— START OF LISTED RECORDS —

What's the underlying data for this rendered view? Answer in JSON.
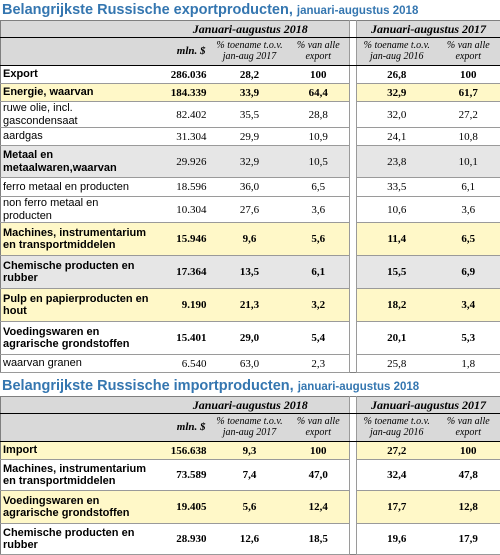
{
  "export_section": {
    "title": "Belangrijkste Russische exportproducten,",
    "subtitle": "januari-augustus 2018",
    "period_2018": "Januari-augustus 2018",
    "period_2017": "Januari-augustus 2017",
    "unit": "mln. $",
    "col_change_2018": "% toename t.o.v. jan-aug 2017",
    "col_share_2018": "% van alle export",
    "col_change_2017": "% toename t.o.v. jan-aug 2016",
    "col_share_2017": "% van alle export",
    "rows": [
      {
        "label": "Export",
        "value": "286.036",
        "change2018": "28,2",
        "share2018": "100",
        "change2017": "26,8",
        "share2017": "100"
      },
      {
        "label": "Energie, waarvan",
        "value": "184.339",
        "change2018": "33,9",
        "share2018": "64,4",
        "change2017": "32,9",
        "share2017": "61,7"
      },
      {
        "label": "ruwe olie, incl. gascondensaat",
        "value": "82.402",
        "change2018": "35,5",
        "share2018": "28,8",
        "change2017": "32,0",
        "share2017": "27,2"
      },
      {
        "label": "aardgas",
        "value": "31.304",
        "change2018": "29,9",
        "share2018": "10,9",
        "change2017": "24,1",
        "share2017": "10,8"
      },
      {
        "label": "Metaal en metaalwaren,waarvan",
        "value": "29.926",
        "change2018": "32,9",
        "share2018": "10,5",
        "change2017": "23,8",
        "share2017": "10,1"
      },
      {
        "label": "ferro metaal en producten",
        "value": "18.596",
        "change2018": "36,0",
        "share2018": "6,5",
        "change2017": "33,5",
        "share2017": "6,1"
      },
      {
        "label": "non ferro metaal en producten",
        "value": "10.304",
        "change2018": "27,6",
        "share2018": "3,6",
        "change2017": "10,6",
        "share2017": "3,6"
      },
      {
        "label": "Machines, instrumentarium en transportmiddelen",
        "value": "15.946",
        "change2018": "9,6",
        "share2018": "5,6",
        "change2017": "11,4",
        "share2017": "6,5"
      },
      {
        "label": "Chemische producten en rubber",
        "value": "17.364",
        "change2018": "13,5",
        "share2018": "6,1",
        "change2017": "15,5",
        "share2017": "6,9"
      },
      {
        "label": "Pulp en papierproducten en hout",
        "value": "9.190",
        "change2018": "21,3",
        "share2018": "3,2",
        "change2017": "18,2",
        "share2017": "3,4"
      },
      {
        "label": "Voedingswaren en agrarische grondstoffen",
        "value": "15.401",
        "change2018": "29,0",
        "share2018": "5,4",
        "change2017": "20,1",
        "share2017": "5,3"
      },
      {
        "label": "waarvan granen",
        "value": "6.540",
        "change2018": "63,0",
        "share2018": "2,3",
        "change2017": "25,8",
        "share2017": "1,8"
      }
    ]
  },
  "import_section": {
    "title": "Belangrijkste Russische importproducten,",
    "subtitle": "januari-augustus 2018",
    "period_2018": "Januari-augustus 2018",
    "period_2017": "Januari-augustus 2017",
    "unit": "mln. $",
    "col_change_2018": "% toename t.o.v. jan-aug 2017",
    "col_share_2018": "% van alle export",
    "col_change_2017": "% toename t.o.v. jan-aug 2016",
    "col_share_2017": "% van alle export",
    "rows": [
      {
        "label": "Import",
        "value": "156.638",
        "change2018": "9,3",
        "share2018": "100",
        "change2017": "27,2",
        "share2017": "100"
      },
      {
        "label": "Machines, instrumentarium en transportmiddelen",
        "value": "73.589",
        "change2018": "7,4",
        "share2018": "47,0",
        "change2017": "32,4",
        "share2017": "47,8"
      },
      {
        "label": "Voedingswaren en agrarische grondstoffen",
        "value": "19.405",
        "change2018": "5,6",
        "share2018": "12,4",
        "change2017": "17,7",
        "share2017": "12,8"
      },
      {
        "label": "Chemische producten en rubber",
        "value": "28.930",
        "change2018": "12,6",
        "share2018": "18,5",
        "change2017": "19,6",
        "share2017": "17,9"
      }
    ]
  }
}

— END OF LISTED RECORDS —

#### WORK TO BE COMPLETED
In your copy, repeat each record exactly and include no pictures.

#### RESPONSE TO THIS TASK
What's the underlying data for this rendered view? Answer in JSON.
{
  "export_section": {
    "title": "Belangrijkste Russische exportproducten,",
    "subtitle": "januari-augustus 2018",
    "period_2018": "Januari-augustus 2018",
    "period_2017": "Januari-augustus 2017",
    "unit": "mln. $",
    "col_change_2018": "% toename t.o.v. jan-aug 2017",
    "col_share_2018": "% van alle export",
    "col_change_2017": "% toename t.o.v. jan-aug 2016",
    "col_share_2017": "% van alle export",
    "rows": [
      {
        "label": "Export",
        "value": "286.036",
        "change2018": "28,2",
        "share2018": "100",
        "change2017": "26,8",
        "share2017": "100"
      },
      {
        "label": "Energie, waarvan",
        "value": "184.339",
        "change2018": "33,9",
        "share2018": "64,4",
        "change2017": "32,9",
        "share2017": "61,7"
      },
      {
        "label": "ruwe olie, incl. gascondensaat",
        "value": "82.402",
        "change2018": "35,5",
        "share2018": "28,8",
        "change2017": "32,0",
        "share2017": "27,2"
      },
      {
        "label": "aardgas",
        "value": "31.304",
        "change2018": "29,9",
        "share2018": "10,9",
        "change2017": "24,1",
        "share2017": "10,8"
      },
      {
        "label": "Metaal en metaalwaren,waarvan",
        "value": "29.926",
        "change2018": "32,9",
        "share2018": "10,5",
        "change2017": "23,8",
        "share2017": "10,1"
      },
      {
        "label": "ferro metaal en producten",
        "value": "18.596",
        "change2018": "36,0",
        "share2018": "6,5",
        "change2017": "33,5",
        "share2017": "6,1"
      },
      {
        "label": "non ferro metaal en producten",
        "value": "10.304",
        "change2018": "27,6",
        "share2018": "3,6",
        "change2017": "10,6",
        "share2017": "3,6"
      },
      {
        "label": "Machines, instrumentarium en transportmiddelen",
        "value": "15.946",
        "change2018": "9,6",
        "share2018": "5,6",
        "change2017": "11,4",
        "share2017": "6,5"
      },
      {
        "label": "Chemische producten en rubber",
        "value": "17.364",
        "change2018": "13,5",
        "share2018": "6,1",
        "change2017": "15,5",
        "share2017": "6,9"
      },
      {
        "label": "Pulp en papierproducten en hout",
        "value": "9.190",
        "change2018": "21,3",
        "share2018": "3,2",
        "change2017": "18,2",
        "share2017": "3,4"
      },
      {
        "label": "Voedingswaren en agrarische grondstoffen",
        "value": "15.401",
        "change2018": "29,0",
        "share2018": "5,4",
        "change2017": "20,1",
        "share2017": "5,3"
      },
      {
        "label": "waarvan granen",
        "value": "6.540",
        "change2018": "63,0",
        "share2018": "2,3",
        "change2017": "25,8",
        "share2017": "1,8"
      }
    ]
  },
  "import_section": {
    "title": "Belangrijkste Russische importproducten,",
    "subtitle": "januari-augustus 2018",
    "period_2018": "Januari-augustus 2018",
    "period_2017": "Januari-augustus 2017",
    "unit": "mln. $",
    "col_change_2018": "% toename t.o.v. jan-aug 2017",
    "col_share_2018": "% van alle export",
    "col_change_2017": "% toename t.o.v. jan-aug 2016",
    "col_share_2017": "% van alle export",
    "rows": [
      {
        "label": "Import",
        "value": "156.638",
        "change2018": "9,3",
        "share2018": "100",
        "change2017": "27,2",
        "share2017": "100"
      },
      {
        "label": "Machines, instrumentarium en transportmiddelen",
        "value": "73.589",
        "change2018": "7,4",
        "share2018": "47,0",
        "change2017": "32,4",
        "share2017": "47,8"
      },
      {
        "label": "Voedingswaren en agrarische grondstoffen",
        "value": "19.405",
        "change2018": "5,6",
        "share2018": "12,4",
        "change2017": "17,7",
        "share2017": "12,8"
      },
      {
        "label": "Chemische producten en rubber",
        "value": "28.930",
        "change2018": "12,6",
        "share2018": "18,5",
        "change2017": "19,6",
        "share2017": "17,9"
      }
    ]
  }
}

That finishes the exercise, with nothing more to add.